-- What you have to do --
Copy out all of the data exactly as it appears.

○ ○ ○ ○ ○ ○ ○

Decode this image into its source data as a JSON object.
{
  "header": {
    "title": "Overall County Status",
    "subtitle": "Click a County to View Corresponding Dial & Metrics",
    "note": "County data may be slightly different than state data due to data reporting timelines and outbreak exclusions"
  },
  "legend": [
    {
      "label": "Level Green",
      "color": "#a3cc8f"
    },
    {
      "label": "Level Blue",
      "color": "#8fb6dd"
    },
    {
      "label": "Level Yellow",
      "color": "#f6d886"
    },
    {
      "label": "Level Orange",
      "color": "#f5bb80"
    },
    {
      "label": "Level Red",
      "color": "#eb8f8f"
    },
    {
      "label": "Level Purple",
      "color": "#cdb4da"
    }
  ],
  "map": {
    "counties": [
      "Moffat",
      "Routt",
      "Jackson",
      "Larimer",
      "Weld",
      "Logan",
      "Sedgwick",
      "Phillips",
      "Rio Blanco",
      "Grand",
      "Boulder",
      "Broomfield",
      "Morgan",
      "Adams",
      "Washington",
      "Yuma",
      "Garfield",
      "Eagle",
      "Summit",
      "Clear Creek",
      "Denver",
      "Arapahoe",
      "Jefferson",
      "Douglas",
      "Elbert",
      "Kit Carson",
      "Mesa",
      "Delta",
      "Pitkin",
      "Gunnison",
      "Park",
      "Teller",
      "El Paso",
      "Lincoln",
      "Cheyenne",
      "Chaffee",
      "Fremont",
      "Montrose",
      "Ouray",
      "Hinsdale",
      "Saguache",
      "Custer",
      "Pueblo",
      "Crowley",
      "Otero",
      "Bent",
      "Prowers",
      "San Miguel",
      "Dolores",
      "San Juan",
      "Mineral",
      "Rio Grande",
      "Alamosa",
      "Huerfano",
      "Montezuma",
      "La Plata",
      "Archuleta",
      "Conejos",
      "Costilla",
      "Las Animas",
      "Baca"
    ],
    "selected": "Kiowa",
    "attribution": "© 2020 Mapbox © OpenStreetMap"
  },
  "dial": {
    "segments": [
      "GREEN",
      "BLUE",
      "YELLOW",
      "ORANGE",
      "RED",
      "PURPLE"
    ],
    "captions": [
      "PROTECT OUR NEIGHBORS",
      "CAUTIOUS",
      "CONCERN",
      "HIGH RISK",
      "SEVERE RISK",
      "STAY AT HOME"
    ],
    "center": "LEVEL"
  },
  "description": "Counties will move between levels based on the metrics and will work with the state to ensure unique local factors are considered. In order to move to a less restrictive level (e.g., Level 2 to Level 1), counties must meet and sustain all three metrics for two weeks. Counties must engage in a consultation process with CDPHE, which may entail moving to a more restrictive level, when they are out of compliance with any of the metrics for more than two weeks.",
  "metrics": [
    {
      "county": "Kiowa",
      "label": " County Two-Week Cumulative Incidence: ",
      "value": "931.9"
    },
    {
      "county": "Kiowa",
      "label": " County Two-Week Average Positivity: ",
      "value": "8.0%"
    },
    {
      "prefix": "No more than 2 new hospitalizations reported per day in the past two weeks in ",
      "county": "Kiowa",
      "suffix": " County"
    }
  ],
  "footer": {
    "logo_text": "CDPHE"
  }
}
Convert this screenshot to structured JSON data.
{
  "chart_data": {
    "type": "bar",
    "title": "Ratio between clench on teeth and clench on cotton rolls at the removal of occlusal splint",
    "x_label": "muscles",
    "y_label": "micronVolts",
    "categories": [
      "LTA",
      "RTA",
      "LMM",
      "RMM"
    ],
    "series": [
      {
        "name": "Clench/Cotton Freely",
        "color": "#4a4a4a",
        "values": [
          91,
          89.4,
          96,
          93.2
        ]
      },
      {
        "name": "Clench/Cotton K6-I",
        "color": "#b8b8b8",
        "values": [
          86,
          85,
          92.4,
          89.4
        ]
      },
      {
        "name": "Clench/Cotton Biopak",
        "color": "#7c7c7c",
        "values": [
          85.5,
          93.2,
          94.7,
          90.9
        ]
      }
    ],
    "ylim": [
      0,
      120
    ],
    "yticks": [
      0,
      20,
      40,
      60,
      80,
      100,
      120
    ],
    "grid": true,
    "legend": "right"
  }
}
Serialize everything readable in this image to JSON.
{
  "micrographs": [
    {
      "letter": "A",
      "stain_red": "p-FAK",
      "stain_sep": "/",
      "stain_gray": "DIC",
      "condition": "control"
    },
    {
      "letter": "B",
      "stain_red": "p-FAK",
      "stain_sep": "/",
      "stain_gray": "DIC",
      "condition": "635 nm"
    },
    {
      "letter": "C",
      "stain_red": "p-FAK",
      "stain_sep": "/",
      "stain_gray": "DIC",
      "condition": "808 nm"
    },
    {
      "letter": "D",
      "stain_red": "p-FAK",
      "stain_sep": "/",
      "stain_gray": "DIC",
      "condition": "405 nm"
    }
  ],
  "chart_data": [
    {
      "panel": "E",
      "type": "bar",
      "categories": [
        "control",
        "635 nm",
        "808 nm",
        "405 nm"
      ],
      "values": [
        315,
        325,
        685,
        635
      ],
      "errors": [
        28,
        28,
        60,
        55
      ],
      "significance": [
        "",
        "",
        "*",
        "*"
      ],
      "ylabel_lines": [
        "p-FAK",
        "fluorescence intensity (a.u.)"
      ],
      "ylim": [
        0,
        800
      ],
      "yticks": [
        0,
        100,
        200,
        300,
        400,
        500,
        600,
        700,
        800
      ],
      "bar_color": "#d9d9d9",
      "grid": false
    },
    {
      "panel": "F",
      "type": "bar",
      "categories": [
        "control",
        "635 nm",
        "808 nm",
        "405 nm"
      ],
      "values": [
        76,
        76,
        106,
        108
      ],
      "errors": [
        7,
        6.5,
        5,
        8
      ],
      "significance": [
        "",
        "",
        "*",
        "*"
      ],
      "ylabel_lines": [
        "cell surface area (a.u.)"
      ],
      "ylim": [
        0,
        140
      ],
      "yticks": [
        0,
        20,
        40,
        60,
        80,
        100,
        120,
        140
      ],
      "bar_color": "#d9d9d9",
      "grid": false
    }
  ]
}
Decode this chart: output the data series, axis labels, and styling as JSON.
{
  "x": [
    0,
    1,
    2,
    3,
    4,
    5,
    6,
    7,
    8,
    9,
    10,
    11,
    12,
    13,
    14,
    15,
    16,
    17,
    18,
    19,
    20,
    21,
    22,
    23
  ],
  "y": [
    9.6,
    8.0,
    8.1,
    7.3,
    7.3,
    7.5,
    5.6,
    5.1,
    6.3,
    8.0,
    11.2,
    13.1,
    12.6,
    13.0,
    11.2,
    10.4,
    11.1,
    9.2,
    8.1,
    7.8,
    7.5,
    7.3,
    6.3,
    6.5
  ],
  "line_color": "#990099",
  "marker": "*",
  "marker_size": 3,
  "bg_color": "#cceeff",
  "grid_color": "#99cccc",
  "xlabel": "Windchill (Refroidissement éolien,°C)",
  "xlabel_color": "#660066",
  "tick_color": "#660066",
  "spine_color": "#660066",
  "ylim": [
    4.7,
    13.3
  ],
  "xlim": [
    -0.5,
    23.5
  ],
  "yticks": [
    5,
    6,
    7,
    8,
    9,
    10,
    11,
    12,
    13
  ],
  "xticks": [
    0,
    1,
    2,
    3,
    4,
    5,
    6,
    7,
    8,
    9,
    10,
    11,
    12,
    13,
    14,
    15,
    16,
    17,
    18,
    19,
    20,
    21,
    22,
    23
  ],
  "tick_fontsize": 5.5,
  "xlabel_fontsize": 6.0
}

○ ○ ○ ○ ○ ○ ○

-- Problem solution --
Decode this image into its source data as a JSON object.
{
  "header": {
    "title": "Overall County Status",
    "subtitle": "Click a County to View Corresponding Dial & Metrics",
    "note": "County data may be slightly different than state data due to data reporting timelines and outbreak exclusions"
  },
  "legend": [
    {
      "label": "Level Green",
      "color": "#a3cc8f"
    },
    {
      "label": "Level Blue",
      "color": "#8fb6dd"
    },
    {
      "label": "Level Yellow",
      "color": "#f6d886"
    },
    {
      "label": "Level Orange",
      "color": "#f5bb80"
    },
    {
      "label": "Level Red",
      "color": "#eb8f8f"
    },
    {
      "label": "Level Purple",
      "color": "#cdb4da"
    }
  ],
  "map": {
    "counties": [
      "Moffat",
      "Routt",
      "Jackson",
      "Larimer",
      "Weld",
      "Logan",
      "Sedgwick",
      "Phillips",
      "Rio Blanco",
      "Grand",
      "Boulder",
      "Broomfield",
      "Morgan",
      "Adams",
      "Washington",
      "Yuma",
      "Garfield",
      "Eagle",
      "Summit",
      "Clear Creek",
      "Denver",
      "Arapahoe",
      "Jefferson",
      "Douglas",
      "Elbert",
      "Kit Carson",
      "Mesa",
      "Delta",
      "Pitkin",
      "Gunnison",
      "Park",
      "Teller",
      "El Paso",
      "Lincoln",
      "Cheyenne",
      "Chaffee",
      "Fremont",
      "Montrose",
      "Ouray",
      "Hinsdale",
      "Saguache",
      "Custer",
      "Pueblo",
      "Crowley",
      "Otero",
      "Bent",
      "Prowers",
      "San Miguel",
      "Dolores",
      "San Juan",
      "Mineral",
      "Rio Grande",
      "Alamosa",
      "Huerfano",
      "Montezuma",
      "La Plata",
      "Archuleta",
      "Conejos",
      "Costilla",
      "Las Animas",
      "Baca"
    ],
    "selected": "Kiowa",
    "attribution": "© 2020 Mapbox © OpenStreetMap"
  },
  "dial": {
    "segments": [
      "GREEN",
      "BLUE",
      "YELLOW",
      "ORANGE",
      "RED",
      "PURPLE"
    ],
    "captions": [
      "PROTECT OUR NEIGHBORS",
      "CAUTIOUS",
      "CONCERN",
      "HIGH RISK",
      "SEVERE RISK",
      "STAY AT HOME"
    ],
    "center": "LEVEL"
  },
  "description": "Counties will move between levels based on the metrics and will work with the state to ensure unique local factors are considered. In order to move to a less restrictive level (e.g., Level 2 to Level 1), counties must meet and sustain all three metrics for two weeks. Counties must engage in a consultation process with CDPHE, which may entail moving to a more restrictive level, when they are out of compliance with any of the metrics for more than two weeks.",
  "metrics": [
    {
      "county": "Kiowa",
      "label": " County Two-Week Cumulative Incidence: ",
      "value": "931.9"
    },
    {
      "county": "Kiowa",
      "label": " County Two-Week Average Positivity: ",
      "value": "8.0%"
    },
    {
      "prefix": "No more than 2 new hospitalizations reported per day in the past two weeks in ",
      "county": "Kiowa",
      "suffix": " County"
    }
  ],
  "footer": {
    "logo_text": "CDPHE"
  }
}
Convert this screenshot to structured JSON data.
{
  "chart_data": {
    "type": "bar",
    "title": "Ratio between clench on teeth and clench on cotton rolls at the removal of occlusal splint",
    "x_label": "muscles",
    "y_label": "micronVolts",
    "categories": [
      "LTA",
      "RTA",
      "LMM",
      "RMM"
    ],
    "series": [
      {
        "name": "Clench/Cotton Freely",
        "color": "#4a4a4a",
        "values": [
          91,
          89.4,
          96,
          93.2
        ]
      },
      {
        "name": "Clench/Cotton K6-I",
        "color": "#b8b8b8",
        "values": [
          86,
          85,
          92.4,
          89.4
        ]
      },
      {
        "name": "Clench/Cotton Biopak",
        "color": "#7c7c7c",
        "values": [
          85.5,
          93.2,
          94.7,
          90.9
        ]
      }
    ],
    "ylim": [
      0,
      120
    ],
    "yticks": [
      0,
      20,
      40,
      60,
      80,
      100,
      120
    ],
    "grid": true,
    "legend": "right"
  }
}
Serialize everything readable in this image to JSON.
{
  "micrographs": [
    {
      "letter": "A",
      "stain_red": "p-FAK",
      "stain_sep": "/",
      "stain_gray": "DIC",
      "condition": "control"
    },
    {
      "letter": "B",
      "stain_red": "p-FAK",
      "stain_sep": "/",
      "stain_gray": "DIC",
      "condition": "635 nm"
    },
    {
      "letter": "C",
      "stain_red": "p-FAK",
      "stain_sep": "/",
      "stain_gray": "DIC",
      "condition": "808 nm"
    },
    {
      "letter": "D",
      "stain_red": "p-FAK",
      "stain_sep": "/",
      "stain_gray": "DIC",
      "condition": "405 nm"
    }
  ],
  "chart_data": [
    {
      "panel": "E",
      "type": "bar",
      "categories": [
        "control",
        "635 nm",
        "808 nm",
        "405 nm"
      ],
      "values": [
        315,
        325,
        685,
        635
      ],
      "errors": [
        28,
        28,
        60,
        55
      ],
      "significance": [
        "",
        "",
        "*",
        "*"
      ],
      "ylabel_lines": [
        "p-FAK",
        "fluorescence intensity (a.u.)"
      ],
      "ylim": [
        0,
        800
      ],
      "yticks": [
        0,
        100,
        200,
        300,
        400,
        500,
        600,
        700,
        800
      ],
      "bar_color": "#d9d9d9",
      "grid": false
    },
    {
      "panel": "F",
      "type": "bar",
      "categories": [
        "control",
        "635 nm",
        "808 nm",
        "405 nm"
      ],
      "values": [
        76,
        76,
        106,
        108
      ],
      "errors": [
        7,
        6.5,
        5,
        8
      ],
      "significance": [
        "",
        "",
        "*",
        "*"
      ],
      "ylabel_lines": [
        "cell surface area (a.u.)"
      ],
      "ylim": [
        0,
        140
      ],
      "yticks": [
        0,
        20,
        40,
        60,
        80,
        100,
        120,
        140
      ],
      "bar_color": "#d9d9d9",
      "grid": false
    }
  ]
}
Decode this chart: output the data series, axis labels, and styling as JSON.
{
  "x": [
    0,
    1,
    2,
    3,
    4,
    5,
    6,
    7,
    8,
    9,
    10,
    11,
    12,
    13,
    14,
    15,
    16,
    17,
    18,
    19,
    20,
    21,
    22,
    23
  ],
  "y": [
    9.6,
    8.0,
    8.1,
    7.3,
    7.3,
    7.5,
    5.6,
    5.1,
    6.3,
    8.0,
    11.2,
    13.1,
    12.6,
    13.0,
    11.2,
    10.4,
    11.1,
    9.2,
    8.1,
    7.8,
    7.5,
    7.3,
    6.3,
    6.5
  ],
  "line_color": "#990099",
  "marker": "*",
  "marker_size": 3,
  "bg_color": "#cceeff",
  "grid_color": "#99cccc",
  "xlabel": "Windchill (Refroidissement éolien,°C)",
  "xlabel_color": "#660066",
  "tick_color": "#660066",
  "spine_color": "#660066",
  "ylim": [
    4.7,
    13.3
  ],
  "xlim": [
    -0.5,
    23.5
  ],
  "yticks": [
    5,
    6,
    7,
    8,
    9,
    10,
    11,
    12,
    13
  ],
  "xticks": [
    0,
    1,
    2,
    3,
    4,
    5,
    6,
    7,
    8,
    9,
    10,
    11,
    12,
    13,
    14,
    15,
    16,
    17,
    18,
    19,
    20,
    21,
    22,
    23
  ],
  "tick_fontsize": 5.5,
  "xlabel_fontsize": 6.0
}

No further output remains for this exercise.